- [What the exercise asks]
Search the material below for the string "subtitle" and extract each line that has it.
[begin Information shown]
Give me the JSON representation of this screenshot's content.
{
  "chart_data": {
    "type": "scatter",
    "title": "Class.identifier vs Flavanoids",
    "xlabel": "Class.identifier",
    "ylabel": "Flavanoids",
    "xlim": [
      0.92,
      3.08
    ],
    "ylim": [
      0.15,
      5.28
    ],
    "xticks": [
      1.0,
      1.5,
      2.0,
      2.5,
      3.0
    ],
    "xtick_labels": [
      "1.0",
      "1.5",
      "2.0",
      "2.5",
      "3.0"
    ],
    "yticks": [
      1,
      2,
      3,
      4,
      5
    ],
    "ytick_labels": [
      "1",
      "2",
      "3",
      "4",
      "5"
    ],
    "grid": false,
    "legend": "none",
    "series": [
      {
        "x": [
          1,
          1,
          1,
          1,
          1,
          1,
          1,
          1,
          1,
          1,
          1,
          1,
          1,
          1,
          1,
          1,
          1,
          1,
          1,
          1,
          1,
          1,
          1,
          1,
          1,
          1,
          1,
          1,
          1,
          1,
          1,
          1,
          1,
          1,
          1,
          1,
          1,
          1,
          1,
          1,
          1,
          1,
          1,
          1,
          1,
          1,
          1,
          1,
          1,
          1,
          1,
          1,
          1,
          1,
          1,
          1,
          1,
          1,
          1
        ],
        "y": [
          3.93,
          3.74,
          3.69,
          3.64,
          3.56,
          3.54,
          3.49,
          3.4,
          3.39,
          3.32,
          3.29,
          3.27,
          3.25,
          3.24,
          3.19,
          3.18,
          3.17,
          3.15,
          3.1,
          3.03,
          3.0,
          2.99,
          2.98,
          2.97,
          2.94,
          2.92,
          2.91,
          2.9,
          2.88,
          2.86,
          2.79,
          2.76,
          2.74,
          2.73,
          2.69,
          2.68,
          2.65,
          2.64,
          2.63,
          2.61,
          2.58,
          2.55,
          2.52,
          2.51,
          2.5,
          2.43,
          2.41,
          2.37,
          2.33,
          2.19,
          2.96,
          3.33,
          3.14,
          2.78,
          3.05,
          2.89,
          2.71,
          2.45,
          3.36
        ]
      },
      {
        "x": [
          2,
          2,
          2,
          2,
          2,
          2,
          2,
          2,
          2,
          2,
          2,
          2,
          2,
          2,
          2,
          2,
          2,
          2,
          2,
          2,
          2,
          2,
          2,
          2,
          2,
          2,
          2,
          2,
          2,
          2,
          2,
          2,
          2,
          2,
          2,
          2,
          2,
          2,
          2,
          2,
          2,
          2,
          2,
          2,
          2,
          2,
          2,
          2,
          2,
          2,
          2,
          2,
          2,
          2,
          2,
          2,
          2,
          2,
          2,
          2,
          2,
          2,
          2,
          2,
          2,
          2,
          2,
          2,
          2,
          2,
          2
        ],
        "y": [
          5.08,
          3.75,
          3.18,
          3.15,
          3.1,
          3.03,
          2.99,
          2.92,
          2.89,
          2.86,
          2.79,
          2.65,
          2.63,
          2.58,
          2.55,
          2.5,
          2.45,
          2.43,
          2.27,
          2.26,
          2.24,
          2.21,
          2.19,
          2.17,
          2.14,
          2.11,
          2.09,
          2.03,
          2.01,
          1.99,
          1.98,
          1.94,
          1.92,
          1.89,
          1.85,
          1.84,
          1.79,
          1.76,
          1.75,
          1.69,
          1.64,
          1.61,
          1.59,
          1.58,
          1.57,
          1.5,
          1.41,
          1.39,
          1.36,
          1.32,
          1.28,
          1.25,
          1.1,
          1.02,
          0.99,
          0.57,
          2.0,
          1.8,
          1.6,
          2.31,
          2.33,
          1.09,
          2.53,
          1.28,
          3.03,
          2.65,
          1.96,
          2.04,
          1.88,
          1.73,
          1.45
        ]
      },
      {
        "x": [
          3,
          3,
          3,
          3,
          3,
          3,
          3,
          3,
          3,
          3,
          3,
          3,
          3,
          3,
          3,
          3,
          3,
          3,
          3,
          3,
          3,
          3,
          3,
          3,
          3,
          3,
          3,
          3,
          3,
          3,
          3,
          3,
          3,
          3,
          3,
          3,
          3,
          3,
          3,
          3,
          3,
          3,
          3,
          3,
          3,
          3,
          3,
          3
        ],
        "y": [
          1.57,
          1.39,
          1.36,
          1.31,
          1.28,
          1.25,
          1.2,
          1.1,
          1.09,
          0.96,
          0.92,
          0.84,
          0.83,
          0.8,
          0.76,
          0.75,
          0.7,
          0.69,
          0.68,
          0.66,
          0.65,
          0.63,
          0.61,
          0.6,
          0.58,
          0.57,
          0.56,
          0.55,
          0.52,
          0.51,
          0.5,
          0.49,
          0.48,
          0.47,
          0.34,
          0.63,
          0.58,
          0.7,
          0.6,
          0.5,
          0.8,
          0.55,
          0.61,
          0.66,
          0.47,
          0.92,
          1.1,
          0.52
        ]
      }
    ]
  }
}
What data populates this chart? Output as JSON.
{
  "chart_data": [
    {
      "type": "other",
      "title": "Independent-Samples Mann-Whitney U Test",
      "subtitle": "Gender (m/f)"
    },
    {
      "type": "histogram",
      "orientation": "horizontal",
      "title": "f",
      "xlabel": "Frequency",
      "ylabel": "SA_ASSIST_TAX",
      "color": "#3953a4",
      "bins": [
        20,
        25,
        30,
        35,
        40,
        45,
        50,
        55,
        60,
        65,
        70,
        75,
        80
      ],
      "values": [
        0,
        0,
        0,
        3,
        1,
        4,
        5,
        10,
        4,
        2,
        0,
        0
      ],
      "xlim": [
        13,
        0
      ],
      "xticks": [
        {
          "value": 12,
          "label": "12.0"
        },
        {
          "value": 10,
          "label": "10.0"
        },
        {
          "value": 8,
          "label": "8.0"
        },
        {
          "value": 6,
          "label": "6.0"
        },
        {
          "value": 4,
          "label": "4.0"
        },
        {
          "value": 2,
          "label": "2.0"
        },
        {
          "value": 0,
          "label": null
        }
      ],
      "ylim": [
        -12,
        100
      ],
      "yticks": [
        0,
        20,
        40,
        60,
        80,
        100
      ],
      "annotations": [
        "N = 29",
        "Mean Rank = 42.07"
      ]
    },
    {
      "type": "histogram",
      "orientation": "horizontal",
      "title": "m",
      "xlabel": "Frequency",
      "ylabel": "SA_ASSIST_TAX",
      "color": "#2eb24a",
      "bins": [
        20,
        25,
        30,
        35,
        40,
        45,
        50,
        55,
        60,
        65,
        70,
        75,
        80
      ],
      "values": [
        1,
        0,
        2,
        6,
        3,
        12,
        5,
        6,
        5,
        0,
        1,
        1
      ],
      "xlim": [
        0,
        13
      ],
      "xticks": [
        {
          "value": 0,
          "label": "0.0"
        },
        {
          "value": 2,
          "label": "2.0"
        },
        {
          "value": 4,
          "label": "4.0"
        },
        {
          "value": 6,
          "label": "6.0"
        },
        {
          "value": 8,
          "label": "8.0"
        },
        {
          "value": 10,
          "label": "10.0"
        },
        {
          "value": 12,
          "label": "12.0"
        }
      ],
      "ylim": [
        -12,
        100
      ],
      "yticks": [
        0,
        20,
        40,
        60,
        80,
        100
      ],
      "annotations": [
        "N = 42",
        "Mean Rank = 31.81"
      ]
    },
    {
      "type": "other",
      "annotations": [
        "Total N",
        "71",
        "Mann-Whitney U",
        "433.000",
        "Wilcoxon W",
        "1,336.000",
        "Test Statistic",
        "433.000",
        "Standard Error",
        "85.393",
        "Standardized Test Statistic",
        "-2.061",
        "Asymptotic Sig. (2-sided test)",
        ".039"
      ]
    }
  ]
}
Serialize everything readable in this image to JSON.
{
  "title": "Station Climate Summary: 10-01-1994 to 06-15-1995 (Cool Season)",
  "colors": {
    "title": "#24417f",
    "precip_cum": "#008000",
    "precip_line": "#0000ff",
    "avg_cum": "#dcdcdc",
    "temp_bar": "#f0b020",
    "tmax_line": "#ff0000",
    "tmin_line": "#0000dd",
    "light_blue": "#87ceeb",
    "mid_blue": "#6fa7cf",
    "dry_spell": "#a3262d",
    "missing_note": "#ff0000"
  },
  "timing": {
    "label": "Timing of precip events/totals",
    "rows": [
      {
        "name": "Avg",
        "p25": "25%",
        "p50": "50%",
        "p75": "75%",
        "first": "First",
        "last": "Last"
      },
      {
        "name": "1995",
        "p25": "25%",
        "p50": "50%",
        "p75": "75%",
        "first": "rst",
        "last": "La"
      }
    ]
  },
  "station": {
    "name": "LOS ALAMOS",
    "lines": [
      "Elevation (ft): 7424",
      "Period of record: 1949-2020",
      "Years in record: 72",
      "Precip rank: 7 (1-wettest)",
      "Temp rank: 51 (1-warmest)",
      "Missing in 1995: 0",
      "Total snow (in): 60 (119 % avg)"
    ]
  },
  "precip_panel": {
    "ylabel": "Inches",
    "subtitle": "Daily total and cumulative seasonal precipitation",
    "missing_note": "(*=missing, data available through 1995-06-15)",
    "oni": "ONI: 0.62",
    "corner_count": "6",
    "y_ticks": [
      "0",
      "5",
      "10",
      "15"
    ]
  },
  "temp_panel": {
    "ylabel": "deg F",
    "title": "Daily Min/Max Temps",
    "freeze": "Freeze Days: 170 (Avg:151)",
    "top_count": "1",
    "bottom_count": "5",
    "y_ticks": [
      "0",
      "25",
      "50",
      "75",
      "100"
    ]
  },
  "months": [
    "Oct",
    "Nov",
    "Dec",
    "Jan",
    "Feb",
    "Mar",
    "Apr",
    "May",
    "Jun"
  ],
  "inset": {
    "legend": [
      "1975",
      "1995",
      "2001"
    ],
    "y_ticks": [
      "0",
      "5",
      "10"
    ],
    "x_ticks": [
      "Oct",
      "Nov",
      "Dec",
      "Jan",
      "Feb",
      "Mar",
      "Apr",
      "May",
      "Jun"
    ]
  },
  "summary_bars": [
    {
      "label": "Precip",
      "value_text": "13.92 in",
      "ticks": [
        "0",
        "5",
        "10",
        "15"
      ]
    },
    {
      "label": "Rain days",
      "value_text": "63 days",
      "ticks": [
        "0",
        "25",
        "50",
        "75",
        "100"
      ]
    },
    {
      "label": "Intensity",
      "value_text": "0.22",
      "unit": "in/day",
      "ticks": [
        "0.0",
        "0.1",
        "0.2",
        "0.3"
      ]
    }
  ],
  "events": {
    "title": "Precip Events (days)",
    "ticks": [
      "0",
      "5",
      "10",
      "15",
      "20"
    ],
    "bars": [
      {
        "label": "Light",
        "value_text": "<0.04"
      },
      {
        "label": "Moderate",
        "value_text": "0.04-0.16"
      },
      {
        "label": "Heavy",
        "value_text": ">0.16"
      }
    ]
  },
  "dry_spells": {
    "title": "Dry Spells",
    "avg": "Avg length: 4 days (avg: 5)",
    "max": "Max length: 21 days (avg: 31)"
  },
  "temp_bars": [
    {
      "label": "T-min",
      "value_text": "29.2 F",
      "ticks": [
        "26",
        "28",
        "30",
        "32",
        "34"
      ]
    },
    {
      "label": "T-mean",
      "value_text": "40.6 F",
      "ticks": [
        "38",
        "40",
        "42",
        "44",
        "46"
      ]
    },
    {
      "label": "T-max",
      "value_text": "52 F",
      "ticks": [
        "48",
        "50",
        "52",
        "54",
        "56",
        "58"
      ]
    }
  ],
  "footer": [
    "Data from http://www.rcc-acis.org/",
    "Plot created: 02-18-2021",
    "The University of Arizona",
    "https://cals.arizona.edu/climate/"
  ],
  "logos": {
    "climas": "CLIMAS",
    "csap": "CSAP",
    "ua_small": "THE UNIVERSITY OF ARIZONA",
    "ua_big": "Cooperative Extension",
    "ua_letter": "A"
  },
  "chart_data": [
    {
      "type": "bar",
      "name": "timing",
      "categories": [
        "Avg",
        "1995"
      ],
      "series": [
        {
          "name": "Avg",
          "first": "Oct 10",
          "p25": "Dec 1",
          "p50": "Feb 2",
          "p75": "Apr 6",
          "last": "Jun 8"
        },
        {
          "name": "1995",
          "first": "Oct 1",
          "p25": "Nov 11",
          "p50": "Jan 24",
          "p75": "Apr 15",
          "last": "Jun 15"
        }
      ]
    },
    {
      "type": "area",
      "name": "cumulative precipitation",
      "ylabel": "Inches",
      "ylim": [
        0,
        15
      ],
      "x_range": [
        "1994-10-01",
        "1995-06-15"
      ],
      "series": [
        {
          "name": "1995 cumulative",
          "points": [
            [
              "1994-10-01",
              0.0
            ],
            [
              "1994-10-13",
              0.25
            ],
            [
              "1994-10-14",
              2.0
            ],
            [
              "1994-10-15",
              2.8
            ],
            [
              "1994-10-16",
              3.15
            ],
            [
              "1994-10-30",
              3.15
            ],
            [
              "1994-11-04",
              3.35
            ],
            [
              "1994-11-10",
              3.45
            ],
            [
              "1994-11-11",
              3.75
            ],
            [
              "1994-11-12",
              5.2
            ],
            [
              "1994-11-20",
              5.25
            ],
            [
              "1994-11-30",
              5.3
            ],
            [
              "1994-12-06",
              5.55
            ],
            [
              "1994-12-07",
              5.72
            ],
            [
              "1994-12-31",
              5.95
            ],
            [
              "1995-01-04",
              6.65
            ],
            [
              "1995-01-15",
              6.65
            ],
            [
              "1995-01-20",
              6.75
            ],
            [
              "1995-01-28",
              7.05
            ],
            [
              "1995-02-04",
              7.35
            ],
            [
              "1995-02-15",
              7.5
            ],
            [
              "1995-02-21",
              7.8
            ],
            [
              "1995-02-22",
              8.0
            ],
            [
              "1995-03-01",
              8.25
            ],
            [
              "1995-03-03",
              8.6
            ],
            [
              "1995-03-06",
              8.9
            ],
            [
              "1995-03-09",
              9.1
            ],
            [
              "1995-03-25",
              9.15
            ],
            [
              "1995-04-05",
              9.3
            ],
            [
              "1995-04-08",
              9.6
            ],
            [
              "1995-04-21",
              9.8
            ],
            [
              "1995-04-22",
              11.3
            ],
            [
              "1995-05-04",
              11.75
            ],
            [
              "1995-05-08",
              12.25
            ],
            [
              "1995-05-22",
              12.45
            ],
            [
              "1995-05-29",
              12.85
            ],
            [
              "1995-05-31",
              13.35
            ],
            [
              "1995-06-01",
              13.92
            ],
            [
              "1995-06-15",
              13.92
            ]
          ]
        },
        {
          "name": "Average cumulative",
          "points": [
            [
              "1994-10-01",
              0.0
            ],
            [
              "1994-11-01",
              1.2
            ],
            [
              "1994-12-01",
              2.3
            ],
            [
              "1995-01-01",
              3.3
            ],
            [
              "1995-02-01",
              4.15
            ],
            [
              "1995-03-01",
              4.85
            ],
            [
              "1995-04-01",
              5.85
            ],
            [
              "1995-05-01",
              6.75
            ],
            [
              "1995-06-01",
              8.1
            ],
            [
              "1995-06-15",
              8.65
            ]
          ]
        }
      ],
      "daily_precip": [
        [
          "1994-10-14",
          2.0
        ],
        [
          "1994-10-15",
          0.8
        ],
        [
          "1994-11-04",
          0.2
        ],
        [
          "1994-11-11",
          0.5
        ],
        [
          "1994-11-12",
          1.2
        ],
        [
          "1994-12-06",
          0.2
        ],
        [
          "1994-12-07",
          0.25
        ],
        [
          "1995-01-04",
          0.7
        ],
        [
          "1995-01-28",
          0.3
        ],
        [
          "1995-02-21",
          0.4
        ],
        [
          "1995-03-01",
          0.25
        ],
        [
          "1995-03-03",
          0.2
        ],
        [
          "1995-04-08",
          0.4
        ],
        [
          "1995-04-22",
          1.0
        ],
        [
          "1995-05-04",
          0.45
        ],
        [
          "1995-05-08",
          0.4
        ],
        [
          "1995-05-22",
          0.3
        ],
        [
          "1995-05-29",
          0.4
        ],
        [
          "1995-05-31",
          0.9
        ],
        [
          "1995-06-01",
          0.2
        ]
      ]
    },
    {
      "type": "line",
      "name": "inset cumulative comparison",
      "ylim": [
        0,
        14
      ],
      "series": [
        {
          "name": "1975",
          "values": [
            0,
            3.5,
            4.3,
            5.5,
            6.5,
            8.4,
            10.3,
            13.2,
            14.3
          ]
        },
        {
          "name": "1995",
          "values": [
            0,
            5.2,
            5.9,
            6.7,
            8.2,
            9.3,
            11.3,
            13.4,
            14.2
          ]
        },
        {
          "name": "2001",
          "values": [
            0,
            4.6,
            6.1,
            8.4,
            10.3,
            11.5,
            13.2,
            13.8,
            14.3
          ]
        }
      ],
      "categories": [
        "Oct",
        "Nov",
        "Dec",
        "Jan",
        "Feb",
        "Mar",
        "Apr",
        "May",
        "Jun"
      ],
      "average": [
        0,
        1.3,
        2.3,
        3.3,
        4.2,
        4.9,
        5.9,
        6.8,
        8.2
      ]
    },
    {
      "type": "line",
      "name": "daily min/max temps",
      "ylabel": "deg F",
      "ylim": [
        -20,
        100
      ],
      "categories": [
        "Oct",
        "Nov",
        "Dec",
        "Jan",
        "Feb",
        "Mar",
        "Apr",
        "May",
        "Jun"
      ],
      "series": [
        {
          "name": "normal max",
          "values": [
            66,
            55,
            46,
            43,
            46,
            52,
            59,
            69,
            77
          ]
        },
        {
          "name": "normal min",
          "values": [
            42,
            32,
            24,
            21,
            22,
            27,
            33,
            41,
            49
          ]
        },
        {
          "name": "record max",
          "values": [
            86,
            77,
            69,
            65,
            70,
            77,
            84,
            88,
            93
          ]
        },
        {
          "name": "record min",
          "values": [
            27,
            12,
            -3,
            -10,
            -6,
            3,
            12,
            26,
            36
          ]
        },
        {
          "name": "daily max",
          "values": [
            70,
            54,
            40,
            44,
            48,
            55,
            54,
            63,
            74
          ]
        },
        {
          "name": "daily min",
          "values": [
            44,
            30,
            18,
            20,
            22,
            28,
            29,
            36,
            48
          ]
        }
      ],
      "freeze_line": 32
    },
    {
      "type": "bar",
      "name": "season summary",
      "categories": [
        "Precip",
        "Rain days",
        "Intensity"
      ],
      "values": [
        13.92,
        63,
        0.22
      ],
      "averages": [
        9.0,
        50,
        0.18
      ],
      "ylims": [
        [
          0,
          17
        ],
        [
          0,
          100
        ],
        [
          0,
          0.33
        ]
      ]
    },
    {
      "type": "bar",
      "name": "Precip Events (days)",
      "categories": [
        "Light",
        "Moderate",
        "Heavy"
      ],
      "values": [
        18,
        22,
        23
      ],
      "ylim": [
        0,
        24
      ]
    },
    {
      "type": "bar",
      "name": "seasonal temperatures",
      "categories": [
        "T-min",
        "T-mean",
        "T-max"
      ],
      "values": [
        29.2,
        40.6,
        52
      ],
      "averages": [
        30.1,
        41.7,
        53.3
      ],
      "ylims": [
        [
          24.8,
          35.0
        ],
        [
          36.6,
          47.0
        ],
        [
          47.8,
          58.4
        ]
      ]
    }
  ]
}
[end Information shown]
- [Result of the exercise]
      "subtitle": "Gender (m/f)"
    "subtitle": "Daily total and cumulative seasonal precipitation",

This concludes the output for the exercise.